[Entries taken from a collection]
* BEGIN *

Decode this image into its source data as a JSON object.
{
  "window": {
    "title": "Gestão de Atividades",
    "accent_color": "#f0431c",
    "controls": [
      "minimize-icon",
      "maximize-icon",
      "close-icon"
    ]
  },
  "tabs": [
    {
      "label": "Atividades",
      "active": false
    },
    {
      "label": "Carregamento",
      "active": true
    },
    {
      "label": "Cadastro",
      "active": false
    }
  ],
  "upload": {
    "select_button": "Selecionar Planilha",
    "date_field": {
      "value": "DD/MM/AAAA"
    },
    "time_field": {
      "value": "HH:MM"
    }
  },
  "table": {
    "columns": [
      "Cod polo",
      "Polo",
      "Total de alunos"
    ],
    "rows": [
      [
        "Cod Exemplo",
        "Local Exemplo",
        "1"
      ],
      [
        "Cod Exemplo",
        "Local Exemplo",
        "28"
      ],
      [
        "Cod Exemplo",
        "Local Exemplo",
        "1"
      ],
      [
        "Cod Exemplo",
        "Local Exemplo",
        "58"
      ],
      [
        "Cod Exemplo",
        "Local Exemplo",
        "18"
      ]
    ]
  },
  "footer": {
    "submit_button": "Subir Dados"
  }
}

* END *
* BEGIN *

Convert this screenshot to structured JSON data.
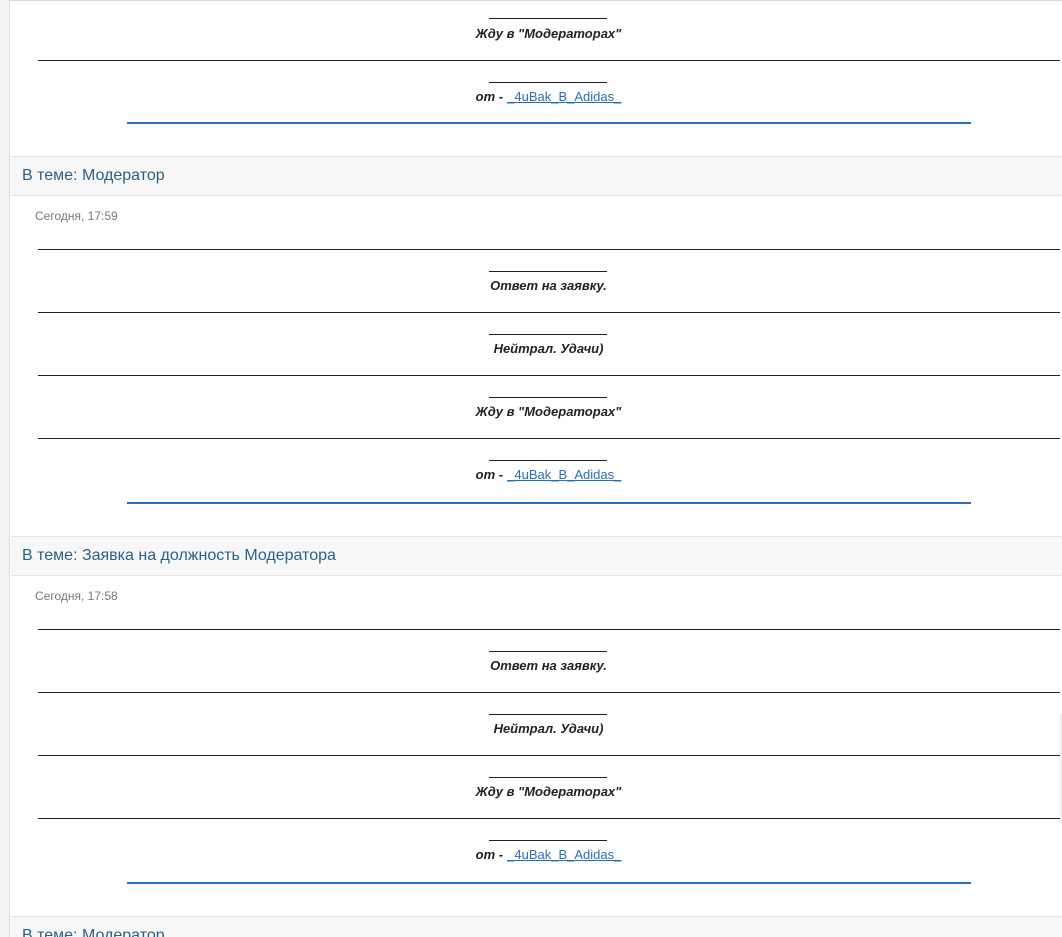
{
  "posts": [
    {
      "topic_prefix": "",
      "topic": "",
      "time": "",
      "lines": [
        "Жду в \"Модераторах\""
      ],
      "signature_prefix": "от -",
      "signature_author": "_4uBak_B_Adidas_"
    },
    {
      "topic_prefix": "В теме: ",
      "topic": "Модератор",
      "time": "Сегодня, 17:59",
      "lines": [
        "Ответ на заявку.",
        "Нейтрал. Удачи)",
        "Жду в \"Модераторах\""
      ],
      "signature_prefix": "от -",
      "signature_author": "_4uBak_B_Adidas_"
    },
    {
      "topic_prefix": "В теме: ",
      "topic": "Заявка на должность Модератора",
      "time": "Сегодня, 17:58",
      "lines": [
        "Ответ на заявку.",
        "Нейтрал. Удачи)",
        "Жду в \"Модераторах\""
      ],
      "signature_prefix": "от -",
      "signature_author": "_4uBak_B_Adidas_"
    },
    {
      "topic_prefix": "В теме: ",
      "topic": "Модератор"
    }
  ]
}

* END *
* BEGIN *

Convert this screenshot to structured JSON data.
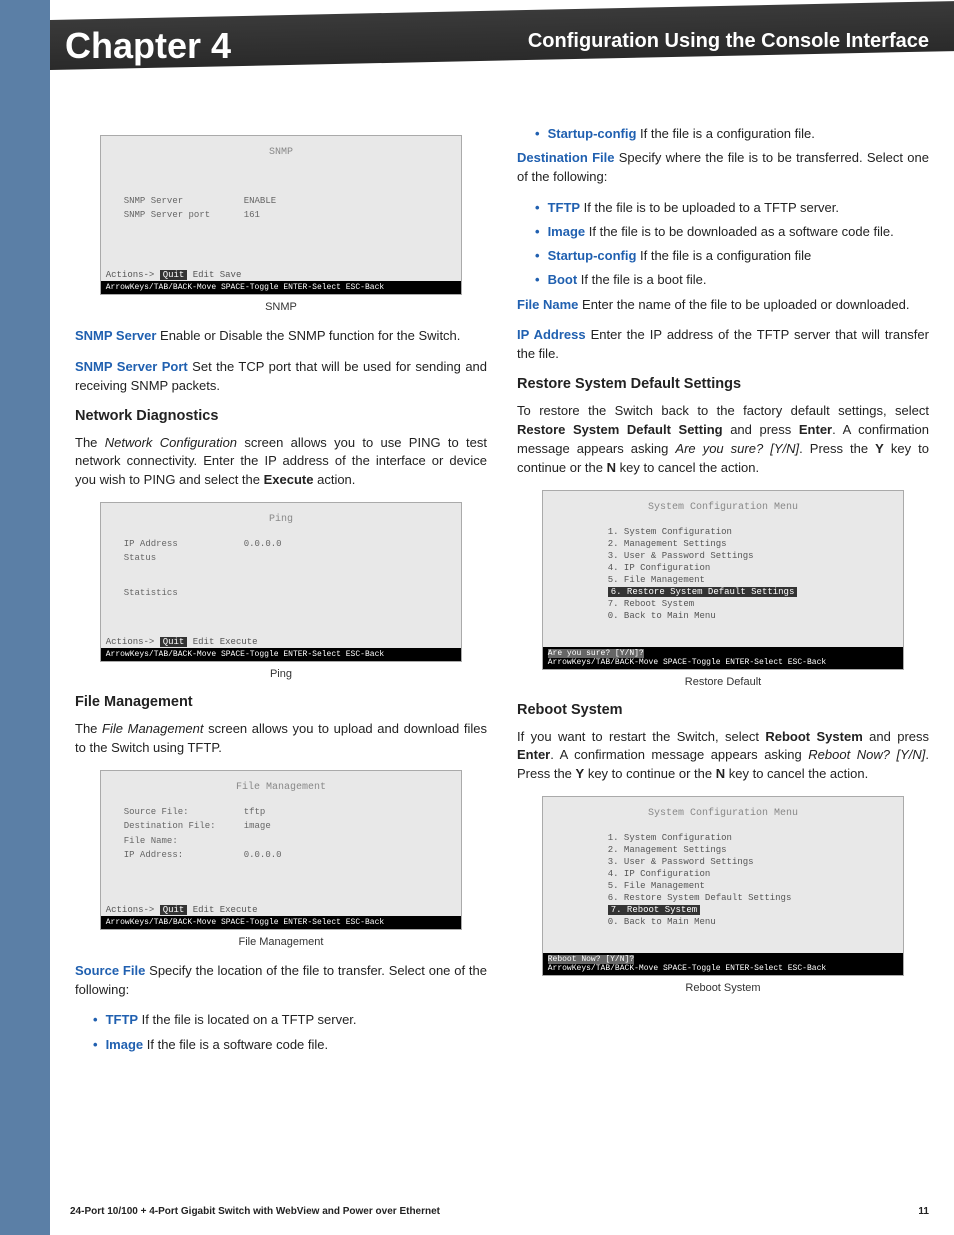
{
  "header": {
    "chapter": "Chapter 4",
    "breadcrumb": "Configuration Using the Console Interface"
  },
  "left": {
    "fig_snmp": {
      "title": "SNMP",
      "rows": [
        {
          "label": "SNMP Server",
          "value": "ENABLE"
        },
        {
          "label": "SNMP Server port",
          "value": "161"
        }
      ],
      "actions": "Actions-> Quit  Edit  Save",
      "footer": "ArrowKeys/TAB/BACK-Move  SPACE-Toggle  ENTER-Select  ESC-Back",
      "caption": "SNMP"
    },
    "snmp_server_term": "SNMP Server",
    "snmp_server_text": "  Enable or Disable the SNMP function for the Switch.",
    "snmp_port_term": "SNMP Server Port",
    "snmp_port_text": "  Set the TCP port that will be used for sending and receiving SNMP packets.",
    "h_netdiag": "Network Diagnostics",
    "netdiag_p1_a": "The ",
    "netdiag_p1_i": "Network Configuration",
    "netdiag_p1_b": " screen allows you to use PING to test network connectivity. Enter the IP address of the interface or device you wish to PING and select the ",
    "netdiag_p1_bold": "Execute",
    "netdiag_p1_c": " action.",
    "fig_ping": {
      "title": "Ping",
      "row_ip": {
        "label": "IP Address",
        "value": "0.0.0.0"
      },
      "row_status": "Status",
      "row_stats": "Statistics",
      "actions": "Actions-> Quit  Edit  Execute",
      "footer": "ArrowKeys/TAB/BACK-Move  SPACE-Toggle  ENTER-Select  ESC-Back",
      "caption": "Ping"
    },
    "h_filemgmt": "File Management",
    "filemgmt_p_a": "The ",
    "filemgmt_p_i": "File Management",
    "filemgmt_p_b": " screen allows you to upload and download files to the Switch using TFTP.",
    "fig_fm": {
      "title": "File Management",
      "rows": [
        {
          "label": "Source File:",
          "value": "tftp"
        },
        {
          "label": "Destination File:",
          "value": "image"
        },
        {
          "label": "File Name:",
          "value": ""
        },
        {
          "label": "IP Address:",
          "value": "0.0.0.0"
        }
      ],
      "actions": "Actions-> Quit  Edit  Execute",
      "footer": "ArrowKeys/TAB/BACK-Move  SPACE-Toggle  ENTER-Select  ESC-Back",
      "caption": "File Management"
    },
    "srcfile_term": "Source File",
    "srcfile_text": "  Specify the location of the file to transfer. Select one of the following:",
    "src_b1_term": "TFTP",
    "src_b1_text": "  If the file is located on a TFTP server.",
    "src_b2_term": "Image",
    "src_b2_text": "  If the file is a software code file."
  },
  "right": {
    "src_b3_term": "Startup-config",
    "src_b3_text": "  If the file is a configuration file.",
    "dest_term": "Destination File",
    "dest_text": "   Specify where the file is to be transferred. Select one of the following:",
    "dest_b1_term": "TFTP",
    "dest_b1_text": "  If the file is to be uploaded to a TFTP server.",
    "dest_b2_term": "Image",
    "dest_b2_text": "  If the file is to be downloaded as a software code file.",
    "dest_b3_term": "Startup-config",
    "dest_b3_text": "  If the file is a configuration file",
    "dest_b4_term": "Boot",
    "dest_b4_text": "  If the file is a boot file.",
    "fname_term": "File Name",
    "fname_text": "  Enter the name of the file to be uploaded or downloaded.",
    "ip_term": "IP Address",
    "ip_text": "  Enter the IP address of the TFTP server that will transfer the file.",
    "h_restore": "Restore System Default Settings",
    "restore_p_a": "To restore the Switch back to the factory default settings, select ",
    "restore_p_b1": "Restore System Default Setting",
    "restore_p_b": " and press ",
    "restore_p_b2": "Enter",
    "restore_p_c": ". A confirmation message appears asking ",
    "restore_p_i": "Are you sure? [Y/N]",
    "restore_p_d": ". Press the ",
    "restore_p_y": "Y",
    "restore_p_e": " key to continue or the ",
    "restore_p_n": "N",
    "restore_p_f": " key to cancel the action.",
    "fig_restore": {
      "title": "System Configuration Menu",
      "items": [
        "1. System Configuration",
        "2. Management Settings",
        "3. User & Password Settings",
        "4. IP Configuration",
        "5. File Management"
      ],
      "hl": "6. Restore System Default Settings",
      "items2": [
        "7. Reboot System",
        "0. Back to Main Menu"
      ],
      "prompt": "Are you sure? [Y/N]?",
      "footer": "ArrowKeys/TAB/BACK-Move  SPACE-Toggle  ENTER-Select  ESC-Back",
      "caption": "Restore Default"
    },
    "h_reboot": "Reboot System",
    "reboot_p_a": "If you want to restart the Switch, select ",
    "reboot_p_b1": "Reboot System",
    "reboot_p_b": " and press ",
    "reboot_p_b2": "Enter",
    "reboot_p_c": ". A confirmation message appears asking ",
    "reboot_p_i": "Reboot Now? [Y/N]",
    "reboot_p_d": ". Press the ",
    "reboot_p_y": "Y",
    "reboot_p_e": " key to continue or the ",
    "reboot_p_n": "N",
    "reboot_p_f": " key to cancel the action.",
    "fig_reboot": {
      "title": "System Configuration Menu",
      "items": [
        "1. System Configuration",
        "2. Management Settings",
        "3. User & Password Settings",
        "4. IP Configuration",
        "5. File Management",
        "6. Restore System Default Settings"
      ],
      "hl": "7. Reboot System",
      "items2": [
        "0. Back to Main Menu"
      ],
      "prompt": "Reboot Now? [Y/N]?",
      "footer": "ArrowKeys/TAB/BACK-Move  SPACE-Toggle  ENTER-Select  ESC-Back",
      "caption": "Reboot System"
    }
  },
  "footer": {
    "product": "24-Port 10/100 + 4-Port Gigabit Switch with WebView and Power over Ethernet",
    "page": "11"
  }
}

* END *

WHAT THIS TASK INVOLVES:
Identify each line in the entries with the word "that" and copy it.

RESULT FOR THIS EXERCISE:
    "snmp_port_text": "  Set the TCP port that will be used for sending and receiving SNMP packets.",
    "ip_text": "  Enter the IP address of the TFTP server that will transfer the file.",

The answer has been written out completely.